The task —
Here are some records. Copy each one exactly.

Listed entries —

++++++

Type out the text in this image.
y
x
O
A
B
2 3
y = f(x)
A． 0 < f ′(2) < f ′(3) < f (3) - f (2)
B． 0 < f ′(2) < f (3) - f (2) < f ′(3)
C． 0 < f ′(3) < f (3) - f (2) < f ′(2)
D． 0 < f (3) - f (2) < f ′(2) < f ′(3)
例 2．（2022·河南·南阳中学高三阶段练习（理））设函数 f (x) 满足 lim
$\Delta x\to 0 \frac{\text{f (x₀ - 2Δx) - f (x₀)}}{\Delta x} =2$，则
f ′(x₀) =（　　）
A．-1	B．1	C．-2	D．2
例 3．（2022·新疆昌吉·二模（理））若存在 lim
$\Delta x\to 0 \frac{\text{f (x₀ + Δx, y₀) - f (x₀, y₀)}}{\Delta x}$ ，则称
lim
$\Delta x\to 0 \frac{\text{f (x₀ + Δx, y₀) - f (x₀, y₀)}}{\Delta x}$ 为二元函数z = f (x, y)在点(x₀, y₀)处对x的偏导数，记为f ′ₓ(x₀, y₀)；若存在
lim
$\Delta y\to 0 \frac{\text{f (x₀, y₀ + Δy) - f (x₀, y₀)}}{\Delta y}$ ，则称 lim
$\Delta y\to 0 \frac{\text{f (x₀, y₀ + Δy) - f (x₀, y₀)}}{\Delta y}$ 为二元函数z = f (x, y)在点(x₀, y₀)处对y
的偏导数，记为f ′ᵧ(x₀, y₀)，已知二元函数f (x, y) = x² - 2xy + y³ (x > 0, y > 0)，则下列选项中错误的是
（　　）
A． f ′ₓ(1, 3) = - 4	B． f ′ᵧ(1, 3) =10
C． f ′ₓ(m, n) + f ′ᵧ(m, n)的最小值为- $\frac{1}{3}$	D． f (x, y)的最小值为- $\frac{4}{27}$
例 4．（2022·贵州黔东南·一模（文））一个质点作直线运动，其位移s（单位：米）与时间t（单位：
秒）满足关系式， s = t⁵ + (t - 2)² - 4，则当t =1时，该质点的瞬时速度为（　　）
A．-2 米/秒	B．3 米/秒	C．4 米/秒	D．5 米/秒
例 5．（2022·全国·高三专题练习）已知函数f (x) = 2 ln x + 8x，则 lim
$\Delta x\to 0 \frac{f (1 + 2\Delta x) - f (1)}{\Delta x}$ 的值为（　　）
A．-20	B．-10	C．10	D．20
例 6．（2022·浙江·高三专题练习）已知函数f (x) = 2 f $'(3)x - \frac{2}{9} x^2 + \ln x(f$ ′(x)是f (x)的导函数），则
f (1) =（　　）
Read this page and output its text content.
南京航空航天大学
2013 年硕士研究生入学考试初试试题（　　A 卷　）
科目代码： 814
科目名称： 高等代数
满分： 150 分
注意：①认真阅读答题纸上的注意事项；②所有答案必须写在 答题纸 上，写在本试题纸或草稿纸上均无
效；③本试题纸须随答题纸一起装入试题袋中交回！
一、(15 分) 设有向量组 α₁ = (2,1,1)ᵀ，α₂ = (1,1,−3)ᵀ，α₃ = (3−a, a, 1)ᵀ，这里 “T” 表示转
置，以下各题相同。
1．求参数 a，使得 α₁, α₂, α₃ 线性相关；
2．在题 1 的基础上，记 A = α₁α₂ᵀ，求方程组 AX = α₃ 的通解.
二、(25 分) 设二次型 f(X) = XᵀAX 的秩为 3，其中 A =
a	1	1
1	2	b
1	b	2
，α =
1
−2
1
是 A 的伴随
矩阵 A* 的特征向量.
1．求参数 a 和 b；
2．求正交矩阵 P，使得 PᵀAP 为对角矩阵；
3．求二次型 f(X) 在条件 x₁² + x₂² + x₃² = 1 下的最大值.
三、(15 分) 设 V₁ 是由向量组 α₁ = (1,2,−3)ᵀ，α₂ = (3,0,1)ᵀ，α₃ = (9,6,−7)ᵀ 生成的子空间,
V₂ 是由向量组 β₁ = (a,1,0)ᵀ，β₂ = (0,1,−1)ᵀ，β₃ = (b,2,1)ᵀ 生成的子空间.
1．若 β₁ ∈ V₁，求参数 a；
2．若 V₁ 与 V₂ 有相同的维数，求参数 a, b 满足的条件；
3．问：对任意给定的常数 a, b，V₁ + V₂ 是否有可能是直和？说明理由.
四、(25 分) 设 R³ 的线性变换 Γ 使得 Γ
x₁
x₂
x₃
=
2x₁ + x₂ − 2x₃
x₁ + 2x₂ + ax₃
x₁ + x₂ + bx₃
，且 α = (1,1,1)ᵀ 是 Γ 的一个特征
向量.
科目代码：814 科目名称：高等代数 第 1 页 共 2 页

++++++

Written solution —
Type out the text in this image.
y
x
O
A
B
2 3
y = f(x)
A． 0 < f ′(2) < f ′(3) < f (3) - f (2)
B． 0 < f ′(2) < f (3) - f (2) < f ′(3)
C． 0 < f ′(3) < f (3) - f (2) < f ′(2)
D． 0 < f (3) - f (2) < f ′(2) < f ′(3)
例 2．（2022·河南·南阳中学高三阶段练习（理））设函数 f (x) 满足 lim
$\Delta x\to 0 \frac{\text{f (x₀ - 2Δx) - f (x₀)}}{\Delta x} =2$，则
f ′(x₀) =（　　）
A．-1	B．1	C．-2	D．2
例 3．（2022·新疆昌吉·二模（理））若存在 lim
$\Delta x\to 0 \frac{\text{f (x₀ + Δx, y₀) - f (x₀, y₀)}}{\Delta x}$ ，则称
lim
$\Delta x\to 0 \frac{\text{f (x₀ + Δx, y₀) - f (x₀, y₀)}}{\Delta x}$ 为二元函数z = f (x, y)在点(x₀, y₀)处对x的偏导数，记为f ′ₓ(x₀, y₀)；若存在
lim
$\Delta y\to 0 \frac{\text{f (x₀, y₀ + Δy) - f (x₀, y₀)}}{\Delta y}$ ，则称 lim
$\Delta y\to 0 \frac{\text{f (x₀, y₀ + Δy) - f (x₀, y₀)}}{\Delta y}$ 为二元函数z = f (x, y)在点(x₀, y₀)处对y
的偏导数，记为f ′ᵧ(x₀, y₀)，已知二元函数f (x, y) = x² - 2xy + y³ (x > 0, y > 0)，则下列选项中错误的是
（　　）
A． f ′ₓ(1, 3) = - 4	B． f ′ᵧ(1, 3) =10
C． f ′ₓ(m, n) + f ′ᵧ(m, n)的最小值为- $\frac{1}{3}$	D． f (x, y)的最小值为- $\frac{4}{27}$
例 4．（2022·贵州黔东南·一模（文））一个质点作直线运动，其位移s（单位：米）与时间t（单位：
秒）满足关系式， s = t⁵ + (t - 2)² - 4，则当t =1时，该质点的瞬时速度为（　　）
A．-2 米/秒	B．3 米/秒	C．4 米/秒	D．5 米/秒
例 5．（2022·全国·高三专题练习）已知函数f (x) = 2 ln x + 8x，则 lim
$\Delta x\to 0 \frac{f (1 + 2\Delta x) - f (1)}{\Delta x}$ 的值为（　　）
A．-20	B．-10	C．10	D．20
例 6．（2022·浙江·高三专题练习）已知函数f (x) = 2 f $'(3)x - \frac{2}{9} x^2 + \ln x(f$ ′(x)是f (x)的导函数），则
f (1) =（　　）
Read this page and output its text content.
南京航空航天大学
2013 年硕士研究生入学考试初试试题（　　A 卷　）
科目代码： 814
科目名称： 高等代数
满分： 150 分
注意：①认真阅读答题纸上的注意事项；②所有答案必须写在 答题纸 上，写在本试题纸或草稿纸上均无
效；③本试题纸须随答题纸一起装入试题袋中交回！
一、(15 分) 设有向量组 α₁ = (2,1,1)ᵀ，α₂ = (1,1,−3)ᵀ，α₃ = (3−a, a, 1)ᵀ，这里 “T” 表示转
置，以下各题相同。
1．求参数 a，使得 α₁, α₂, α₃ 线性相关；
2．在题 1 的基础上，记 A = α₁α₂ᵀ，求方程组 AX = α₃ 的通解.
二、(25 分) 设二次型 f(X) = XᵀAX 的秩为 3，其中 A =
a	1	1
1	2	b
1	b	2
，α =
1
−2
1
是 A 的伴随
矩阵 A* 的特征向量.
1．求参数 a 和 b；
2．求正交矩阵 P，使得 PᵀAP 为对角矩阵；
3．求二次型 f(X) 在条件 x₁² + x₂² + x₃² = 1 下的最大值.
三、(15 分) 设 V₁ 是由向量组 α₁ = (1,2,−3)ᵀ，α₂ = (3,0,1)ᵀ，α₃ = (9,6,−7)ᵀ 生成的子空间,
V₂ 是由向量组 β₁ = (a,1,0)ᵀ，β₂ = (0,1,−1)ᵀ，β₃ = (b,2,1)ᵀ 生成的子空间.
1．若 β₁ ∈ V₁，求参数 a；
2．若 V₁ 与 V₂ 有相同的维数，求参数 a, b 满足的条件；
3．问：对任意给定的常数 a, b，V₁ + V₂ 是否有可能是直和？说明理由.
四、(25 分) 设 R³ 的线性变换 Γ 使得 Γ
x₁
x₂
x₃
=
2x₁ + x₂ − 2x₃
x₁ + 2x₂ + ax₃
x₁ + x₂ + bx₃
，且 α = (1,1,1)ᵀ 是 Γ 的一个特征
向量.
科目代码：814 科目名称：高等代数 第 1 页 共 2 页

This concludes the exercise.